What the task asks: Every entry that follows should be repeated exactly; drop the images.

#### Rows

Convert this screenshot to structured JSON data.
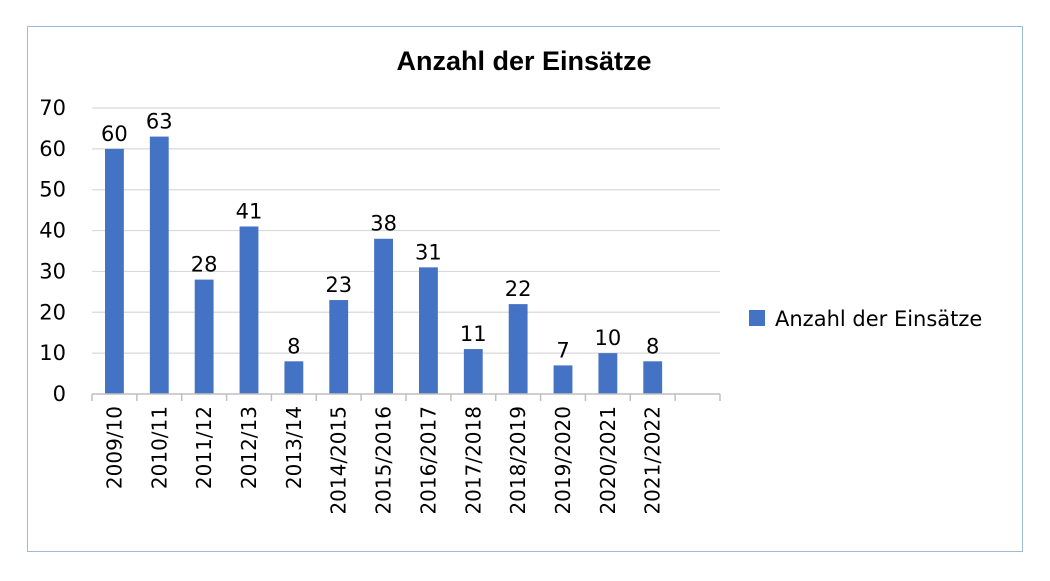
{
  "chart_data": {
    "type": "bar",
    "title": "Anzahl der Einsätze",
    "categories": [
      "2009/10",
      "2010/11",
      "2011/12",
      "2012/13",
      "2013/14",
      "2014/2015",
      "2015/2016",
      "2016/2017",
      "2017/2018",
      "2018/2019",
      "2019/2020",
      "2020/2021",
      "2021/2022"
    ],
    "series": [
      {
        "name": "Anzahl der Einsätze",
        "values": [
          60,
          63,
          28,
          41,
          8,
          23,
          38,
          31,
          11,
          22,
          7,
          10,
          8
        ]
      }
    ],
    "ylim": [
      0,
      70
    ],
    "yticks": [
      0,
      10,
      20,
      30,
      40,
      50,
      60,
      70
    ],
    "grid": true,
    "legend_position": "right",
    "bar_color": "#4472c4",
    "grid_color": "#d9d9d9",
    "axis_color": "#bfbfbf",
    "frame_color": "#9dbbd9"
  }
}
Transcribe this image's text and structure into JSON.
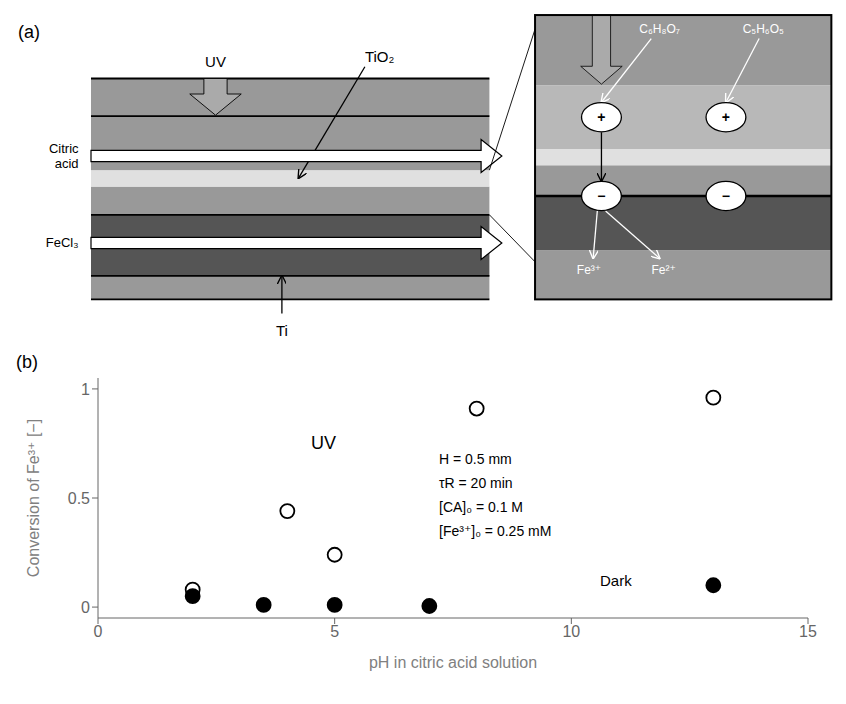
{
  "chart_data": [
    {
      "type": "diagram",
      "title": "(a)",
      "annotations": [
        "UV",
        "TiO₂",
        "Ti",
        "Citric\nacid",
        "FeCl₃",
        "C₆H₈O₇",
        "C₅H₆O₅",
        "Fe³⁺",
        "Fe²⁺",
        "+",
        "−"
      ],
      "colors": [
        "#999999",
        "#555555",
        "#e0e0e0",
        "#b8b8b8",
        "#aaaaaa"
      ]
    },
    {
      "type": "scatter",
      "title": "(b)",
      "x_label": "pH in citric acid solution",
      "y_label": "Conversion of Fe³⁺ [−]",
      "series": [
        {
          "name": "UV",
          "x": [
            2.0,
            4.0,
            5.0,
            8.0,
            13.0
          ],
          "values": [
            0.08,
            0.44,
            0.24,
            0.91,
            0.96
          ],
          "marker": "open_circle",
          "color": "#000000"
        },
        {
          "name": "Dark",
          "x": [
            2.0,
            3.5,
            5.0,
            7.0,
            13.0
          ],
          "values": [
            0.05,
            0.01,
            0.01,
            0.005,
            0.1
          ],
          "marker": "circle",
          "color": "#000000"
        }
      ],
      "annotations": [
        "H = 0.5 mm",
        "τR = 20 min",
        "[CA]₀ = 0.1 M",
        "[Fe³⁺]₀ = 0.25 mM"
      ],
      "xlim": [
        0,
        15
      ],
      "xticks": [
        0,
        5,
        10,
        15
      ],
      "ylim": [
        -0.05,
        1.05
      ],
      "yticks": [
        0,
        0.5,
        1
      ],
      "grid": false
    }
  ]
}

########

The output:
Convert this screenshot to structured JSON data.
{
  "chart_data": {
    "type": "bar",
    "title": "Anzahl der Einsätze",
    "categories": [
      "2009/10",
      "2010/11",
      "2011/12",
      "2012/13",
      "2013/14",
      "2014/2015",
      "2015/2016",
      "2016/2017",
      "2017/2018",
      "2018/2019",
      "2019/2020",
      "2020/2021",
      "2021/2022"
    ],
    "series": [
      {
        "name": "Anzahl der Einsätze",
        "values": [
          60,
          63,
          28,
          41,
          8,
          23,
          38,
          31,
          11,
          22,
          7,
          10,
          8
        ]
      }
    ],
    "ylim": [
      0,
      70
    ],
    "yticks": [
      0,
      10,
      20,
      30,
      40,
      50,
      60,
      70
    ],
    "grid": true,
    "legend_position": "right",
    "bar_color": "#4472c4",
    "grid_color": "#d9d9d9",
    "axis_color": "#bfbfbf",
    "frame_color": "#9dbbd9"
  }
}
Transcribe this image's text and structure into JSON.
{
  "chart_data": [
    {
      "type": "diagram",
      "title": "(a)",
      "annotations": [
        "UV",
        "TiO₂",
        "Ti",
        "Citric\nacid",
        "FeCl₃",
        "C₆H₈O₇",
        "C₅H₆O₅",
        "Fe³⁺",
        "Fe²⁺",
        "+",
        "−"
      ],
      "colors": [
        "#999999",
        "#555555",
        "#e0e0e0",
        "#b8b8b8",
        "#aaaaaa"
      ]
    },
    {
      "type": "scatter",
      "title": "(b)",
      "x_label": "pH in citric acid solution",
      "y_label": "Conversion of Fe³⁺ [−]",
      "series": [
        {
          "name": "UV",
          "x": [
            2.0,
            4.0,
            5.0,
            8.0,
            13.0
          ],
          "values": [
            0.08,
            0.44,
            0.24,
            0.91,
            0.96
          ],
          "marker": "open_circle",
          "color": "#000000"
        },
        {
          "name": "Dark",
          "x": [
            2.0,
            3.5,
            5.0,
            7.0,
            13.0
          ],
          "values": [
            0.05,
            0.01,
            0.01,
            0.005,
            0.1
          ],
          "marker": "circle",
          "color": "#000000"
        }
      ],
      "annotations": [
        "H = 0.5 mm",
        "τR = 20 min",
        "[CA]₀ = 0.1 M",
        "[Fe³⁺]₀ = 0.25 mM"
      ],
      "xlim": [
        0,
        15
      ],
      "xticks": [
        0,
        5,
        10,
        15
      ],
      "ylim": [
        -0.05,
        1.05
      ],
      "yticks": [
        0,
        0.5,
        1
      ],
      "grid": false
    }
  ]
}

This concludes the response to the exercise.